▸ DATA PROVIDED
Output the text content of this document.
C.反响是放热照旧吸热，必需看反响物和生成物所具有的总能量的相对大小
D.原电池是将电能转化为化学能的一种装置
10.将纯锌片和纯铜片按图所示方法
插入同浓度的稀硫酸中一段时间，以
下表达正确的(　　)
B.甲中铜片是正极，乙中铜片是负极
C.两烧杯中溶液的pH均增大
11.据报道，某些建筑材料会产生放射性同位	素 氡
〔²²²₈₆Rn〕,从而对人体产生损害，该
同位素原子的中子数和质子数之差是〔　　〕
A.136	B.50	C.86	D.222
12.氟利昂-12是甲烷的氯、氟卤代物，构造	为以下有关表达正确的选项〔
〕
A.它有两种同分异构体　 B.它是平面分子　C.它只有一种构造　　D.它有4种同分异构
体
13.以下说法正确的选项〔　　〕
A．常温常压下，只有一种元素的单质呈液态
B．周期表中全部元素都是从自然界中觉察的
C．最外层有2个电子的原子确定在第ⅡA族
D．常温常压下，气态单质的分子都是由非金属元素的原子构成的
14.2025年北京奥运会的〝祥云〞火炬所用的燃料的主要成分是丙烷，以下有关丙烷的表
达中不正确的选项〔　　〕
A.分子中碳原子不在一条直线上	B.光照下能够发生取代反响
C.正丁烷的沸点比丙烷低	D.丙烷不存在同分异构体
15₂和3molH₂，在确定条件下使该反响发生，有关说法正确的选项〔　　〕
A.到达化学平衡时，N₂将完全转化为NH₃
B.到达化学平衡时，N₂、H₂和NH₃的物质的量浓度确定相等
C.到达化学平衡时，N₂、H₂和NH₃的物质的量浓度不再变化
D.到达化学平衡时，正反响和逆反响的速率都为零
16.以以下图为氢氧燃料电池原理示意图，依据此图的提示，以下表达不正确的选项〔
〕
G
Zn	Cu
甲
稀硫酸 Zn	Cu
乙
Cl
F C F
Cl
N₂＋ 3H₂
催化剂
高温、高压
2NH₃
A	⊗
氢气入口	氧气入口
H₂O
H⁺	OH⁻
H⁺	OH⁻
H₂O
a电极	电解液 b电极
--
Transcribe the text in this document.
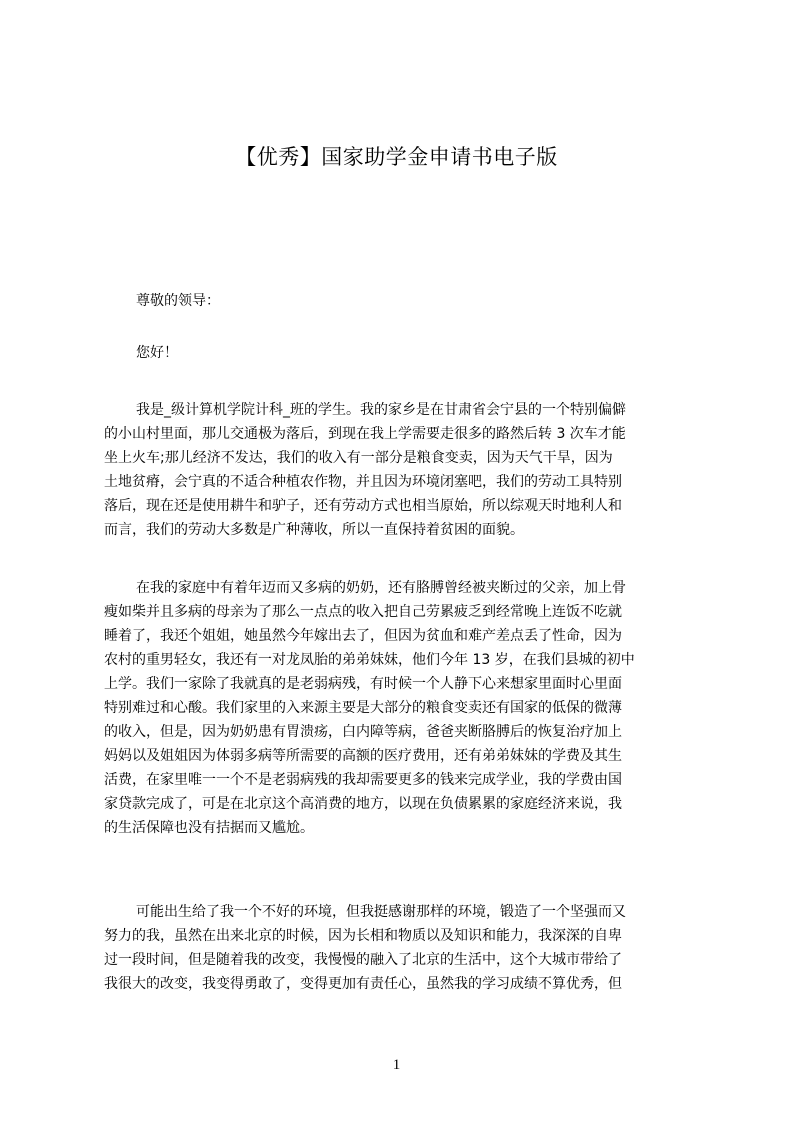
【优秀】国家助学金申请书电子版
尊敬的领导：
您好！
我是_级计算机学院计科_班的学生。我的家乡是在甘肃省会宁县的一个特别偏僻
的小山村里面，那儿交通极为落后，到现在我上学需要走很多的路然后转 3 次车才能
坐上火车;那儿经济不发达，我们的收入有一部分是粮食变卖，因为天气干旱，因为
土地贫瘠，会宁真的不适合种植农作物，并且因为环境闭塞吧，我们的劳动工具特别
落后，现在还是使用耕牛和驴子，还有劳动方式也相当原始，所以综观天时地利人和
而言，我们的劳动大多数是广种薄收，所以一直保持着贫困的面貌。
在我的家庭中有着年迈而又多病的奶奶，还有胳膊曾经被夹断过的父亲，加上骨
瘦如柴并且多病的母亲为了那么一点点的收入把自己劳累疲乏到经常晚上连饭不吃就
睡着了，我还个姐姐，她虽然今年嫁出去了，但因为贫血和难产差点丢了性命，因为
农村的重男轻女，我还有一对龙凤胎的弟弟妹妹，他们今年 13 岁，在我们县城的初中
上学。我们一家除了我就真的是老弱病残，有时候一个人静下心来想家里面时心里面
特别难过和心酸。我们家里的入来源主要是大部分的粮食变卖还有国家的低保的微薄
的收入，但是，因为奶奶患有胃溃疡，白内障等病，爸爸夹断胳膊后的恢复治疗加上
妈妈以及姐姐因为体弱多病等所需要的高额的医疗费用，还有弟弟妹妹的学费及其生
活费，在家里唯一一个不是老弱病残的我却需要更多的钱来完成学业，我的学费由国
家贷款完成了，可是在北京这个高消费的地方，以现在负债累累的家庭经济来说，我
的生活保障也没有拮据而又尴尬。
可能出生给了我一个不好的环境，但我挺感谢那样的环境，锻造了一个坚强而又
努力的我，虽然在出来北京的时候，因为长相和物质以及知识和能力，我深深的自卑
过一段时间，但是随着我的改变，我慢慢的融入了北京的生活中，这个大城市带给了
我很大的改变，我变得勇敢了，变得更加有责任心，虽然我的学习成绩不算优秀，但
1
...
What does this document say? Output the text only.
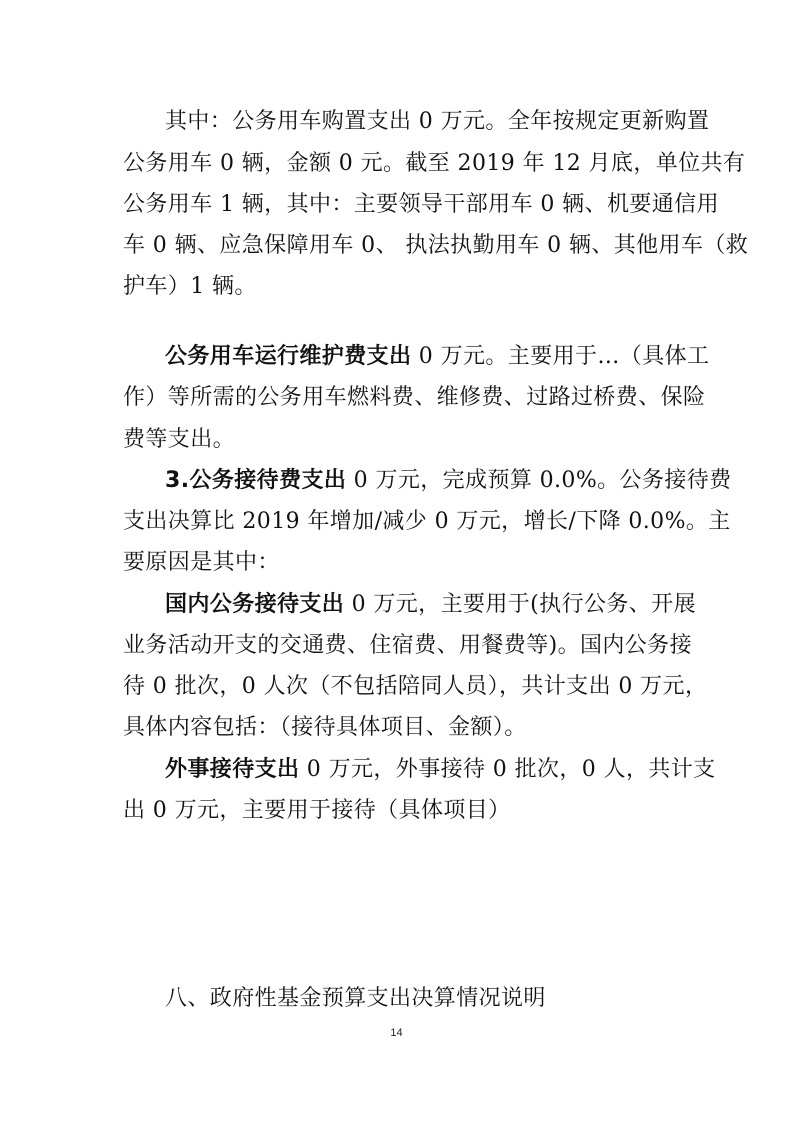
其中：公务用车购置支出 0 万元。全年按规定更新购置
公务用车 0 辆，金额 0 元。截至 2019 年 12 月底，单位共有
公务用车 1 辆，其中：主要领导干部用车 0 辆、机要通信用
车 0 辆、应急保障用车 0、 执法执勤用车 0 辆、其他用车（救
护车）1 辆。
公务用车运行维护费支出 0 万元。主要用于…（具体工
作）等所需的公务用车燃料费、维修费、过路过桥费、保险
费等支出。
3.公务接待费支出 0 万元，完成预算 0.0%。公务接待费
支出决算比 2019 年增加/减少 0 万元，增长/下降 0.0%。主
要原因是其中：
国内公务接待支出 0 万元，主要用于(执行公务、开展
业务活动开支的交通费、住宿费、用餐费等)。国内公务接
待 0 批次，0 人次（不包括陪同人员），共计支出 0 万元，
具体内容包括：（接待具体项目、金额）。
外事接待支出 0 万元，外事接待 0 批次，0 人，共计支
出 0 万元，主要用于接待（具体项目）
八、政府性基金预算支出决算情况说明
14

▸ INSTRUCTION
Going through the data, tally the lines containing "text" and report only the result.

▸ EXERCISE OUTPUT
3